◆ **Task to complete**
Give the number of lines in the listing that hold the word "color". Write nothing but that number.

====== Data

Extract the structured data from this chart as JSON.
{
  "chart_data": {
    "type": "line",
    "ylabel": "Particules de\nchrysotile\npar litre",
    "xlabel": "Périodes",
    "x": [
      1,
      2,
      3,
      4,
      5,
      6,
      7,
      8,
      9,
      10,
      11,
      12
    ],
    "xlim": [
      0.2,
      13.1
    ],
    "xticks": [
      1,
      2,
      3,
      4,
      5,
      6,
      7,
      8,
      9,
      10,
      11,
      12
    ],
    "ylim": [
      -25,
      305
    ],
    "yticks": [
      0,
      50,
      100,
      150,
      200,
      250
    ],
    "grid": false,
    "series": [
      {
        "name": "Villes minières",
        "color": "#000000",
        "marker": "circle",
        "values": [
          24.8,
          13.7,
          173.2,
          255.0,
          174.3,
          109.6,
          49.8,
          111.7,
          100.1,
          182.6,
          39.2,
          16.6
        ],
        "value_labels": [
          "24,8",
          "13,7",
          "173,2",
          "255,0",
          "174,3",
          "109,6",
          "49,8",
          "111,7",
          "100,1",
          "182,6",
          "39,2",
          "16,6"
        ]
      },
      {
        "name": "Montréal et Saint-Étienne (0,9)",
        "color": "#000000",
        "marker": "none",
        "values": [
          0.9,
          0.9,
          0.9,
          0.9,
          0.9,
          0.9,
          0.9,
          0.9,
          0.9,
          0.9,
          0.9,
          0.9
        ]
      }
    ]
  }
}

============
====== Data

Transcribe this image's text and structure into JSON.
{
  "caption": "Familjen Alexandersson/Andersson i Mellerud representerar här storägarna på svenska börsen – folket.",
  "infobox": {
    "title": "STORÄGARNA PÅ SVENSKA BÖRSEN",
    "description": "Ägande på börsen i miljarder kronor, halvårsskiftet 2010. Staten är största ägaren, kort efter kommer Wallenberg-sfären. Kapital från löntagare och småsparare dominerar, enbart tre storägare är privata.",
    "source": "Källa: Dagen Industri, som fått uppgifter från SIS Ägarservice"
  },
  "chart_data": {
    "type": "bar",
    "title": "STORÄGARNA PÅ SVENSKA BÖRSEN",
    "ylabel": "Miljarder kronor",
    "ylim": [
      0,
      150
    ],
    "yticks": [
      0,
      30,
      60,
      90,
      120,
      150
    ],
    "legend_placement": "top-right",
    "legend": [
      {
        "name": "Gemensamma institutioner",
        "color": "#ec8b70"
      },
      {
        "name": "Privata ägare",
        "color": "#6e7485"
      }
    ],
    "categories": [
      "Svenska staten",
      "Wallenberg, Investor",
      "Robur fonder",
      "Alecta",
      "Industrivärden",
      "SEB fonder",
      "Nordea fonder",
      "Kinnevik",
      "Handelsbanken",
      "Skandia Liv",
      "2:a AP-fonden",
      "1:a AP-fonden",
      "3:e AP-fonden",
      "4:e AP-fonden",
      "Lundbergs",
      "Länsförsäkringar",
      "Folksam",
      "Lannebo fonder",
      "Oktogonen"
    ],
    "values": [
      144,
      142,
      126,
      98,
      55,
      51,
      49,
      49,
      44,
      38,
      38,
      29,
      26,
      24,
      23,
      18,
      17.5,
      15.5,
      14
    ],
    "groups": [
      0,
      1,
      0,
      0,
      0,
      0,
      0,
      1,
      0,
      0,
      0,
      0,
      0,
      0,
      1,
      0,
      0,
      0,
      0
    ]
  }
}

============

◆ **Solution to this problem**
4